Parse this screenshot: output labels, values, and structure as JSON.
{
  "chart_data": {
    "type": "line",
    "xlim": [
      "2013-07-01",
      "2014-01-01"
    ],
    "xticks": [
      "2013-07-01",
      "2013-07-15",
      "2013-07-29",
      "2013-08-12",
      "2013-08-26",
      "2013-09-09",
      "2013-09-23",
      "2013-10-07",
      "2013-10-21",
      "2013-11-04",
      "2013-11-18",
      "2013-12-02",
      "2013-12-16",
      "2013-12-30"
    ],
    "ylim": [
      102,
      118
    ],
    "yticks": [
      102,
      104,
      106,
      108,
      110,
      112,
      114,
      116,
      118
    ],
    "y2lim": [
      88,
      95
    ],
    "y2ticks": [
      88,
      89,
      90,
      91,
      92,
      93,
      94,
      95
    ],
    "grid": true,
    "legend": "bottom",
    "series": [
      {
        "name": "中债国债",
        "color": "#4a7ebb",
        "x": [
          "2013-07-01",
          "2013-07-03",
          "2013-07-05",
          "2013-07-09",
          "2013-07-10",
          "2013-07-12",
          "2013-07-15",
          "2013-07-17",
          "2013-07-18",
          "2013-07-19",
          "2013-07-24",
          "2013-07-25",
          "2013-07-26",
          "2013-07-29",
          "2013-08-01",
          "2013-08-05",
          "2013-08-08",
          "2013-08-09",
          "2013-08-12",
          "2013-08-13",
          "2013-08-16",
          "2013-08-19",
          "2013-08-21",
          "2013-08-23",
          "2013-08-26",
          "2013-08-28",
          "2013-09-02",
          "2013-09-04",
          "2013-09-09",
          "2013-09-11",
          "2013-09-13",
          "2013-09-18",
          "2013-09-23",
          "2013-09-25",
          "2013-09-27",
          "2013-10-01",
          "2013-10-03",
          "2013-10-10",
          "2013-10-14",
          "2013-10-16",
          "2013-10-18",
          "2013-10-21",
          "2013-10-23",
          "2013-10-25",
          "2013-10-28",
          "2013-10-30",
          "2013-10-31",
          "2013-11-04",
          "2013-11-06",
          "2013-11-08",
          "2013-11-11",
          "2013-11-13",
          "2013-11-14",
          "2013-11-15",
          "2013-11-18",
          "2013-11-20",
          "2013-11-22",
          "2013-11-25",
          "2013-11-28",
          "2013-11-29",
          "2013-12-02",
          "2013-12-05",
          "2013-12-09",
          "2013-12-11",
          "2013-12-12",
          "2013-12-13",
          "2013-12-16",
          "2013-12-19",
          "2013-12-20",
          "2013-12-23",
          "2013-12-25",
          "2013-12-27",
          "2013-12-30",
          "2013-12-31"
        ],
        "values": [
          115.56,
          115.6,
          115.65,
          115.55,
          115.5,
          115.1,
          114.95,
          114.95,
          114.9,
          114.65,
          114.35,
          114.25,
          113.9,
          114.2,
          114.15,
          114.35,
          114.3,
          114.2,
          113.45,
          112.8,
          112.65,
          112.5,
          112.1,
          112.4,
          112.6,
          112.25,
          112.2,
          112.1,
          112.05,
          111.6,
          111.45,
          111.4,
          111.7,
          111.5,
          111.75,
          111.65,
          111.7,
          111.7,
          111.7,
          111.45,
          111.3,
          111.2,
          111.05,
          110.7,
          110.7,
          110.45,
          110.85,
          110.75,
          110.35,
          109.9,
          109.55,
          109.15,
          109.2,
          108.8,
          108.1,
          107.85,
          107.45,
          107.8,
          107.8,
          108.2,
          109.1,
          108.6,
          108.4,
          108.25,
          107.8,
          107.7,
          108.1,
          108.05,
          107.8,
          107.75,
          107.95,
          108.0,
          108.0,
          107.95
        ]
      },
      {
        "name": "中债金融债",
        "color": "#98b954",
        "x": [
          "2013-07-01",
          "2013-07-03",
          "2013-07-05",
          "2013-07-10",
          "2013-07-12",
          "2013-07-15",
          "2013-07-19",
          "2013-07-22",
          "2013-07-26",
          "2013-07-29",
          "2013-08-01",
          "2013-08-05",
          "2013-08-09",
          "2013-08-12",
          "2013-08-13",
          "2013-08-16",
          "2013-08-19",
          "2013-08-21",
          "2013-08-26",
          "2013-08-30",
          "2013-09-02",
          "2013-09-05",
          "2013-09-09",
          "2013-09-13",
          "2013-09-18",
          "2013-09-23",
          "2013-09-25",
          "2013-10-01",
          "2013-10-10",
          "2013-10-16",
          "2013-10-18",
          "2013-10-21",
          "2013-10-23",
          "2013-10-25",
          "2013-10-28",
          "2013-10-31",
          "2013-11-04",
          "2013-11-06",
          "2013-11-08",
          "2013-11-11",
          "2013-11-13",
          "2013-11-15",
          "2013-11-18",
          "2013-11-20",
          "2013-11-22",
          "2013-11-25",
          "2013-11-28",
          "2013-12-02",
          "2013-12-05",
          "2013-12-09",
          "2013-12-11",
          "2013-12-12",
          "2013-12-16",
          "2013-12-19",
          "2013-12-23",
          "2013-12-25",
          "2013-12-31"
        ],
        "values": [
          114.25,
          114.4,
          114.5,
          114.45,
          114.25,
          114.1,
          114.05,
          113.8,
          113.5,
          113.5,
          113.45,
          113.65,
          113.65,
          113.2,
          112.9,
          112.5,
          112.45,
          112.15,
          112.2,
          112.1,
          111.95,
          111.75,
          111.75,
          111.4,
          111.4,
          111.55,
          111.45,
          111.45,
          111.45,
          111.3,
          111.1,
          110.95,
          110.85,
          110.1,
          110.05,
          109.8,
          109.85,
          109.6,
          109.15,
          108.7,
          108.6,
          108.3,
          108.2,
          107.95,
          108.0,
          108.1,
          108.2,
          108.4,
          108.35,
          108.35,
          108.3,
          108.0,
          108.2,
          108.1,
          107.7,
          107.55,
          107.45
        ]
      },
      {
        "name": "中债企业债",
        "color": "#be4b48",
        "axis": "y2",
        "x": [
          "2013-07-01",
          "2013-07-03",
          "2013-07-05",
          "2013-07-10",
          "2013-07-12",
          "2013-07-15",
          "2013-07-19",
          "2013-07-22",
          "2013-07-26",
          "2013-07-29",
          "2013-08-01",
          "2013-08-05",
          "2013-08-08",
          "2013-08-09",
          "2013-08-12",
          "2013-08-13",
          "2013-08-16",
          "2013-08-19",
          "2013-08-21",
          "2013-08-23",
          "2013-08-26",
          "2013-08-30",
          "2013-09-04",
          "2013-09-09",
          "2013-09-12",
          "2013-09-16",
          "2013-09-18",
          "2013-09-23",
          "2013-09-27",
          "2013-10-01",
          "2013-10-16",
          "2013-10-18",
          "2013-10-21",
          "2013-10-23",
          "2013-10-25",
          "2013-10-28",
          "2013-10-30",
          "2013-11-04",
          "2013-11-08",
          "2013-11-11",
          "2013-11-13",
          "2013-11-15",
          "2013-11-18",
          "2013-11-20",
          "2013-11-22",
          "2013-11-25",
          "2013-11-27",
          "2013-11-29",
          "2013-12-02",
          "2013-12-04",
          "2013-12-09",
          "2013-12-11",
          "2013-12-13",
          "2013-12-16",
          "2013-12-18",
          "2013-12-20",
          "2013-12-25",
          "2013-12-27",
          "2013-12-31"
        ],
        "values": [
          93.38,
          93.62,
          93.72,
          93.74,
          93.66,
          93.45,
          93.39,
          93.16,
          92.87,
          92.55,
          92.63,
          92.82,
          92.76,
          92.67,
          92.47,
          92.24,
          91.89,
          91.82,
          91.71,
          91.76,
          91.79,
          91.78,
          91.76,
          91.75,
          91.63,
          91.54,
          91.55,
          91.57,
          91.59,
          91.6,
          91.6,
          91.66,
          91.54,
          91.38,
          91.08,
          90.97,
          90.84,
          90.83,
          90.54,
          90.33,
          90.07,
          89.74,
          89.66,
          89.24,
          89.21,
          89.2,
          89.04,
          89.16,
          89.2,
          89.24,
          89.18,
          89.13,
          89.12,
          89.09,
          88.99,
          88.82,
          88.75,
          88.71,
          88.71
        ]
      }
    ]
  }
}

####

- [PROBLEM REQUIREMENTS] Give the count of lines in the data above that hold the string "color", with no additional words.

- [ANSWER BELOW] 3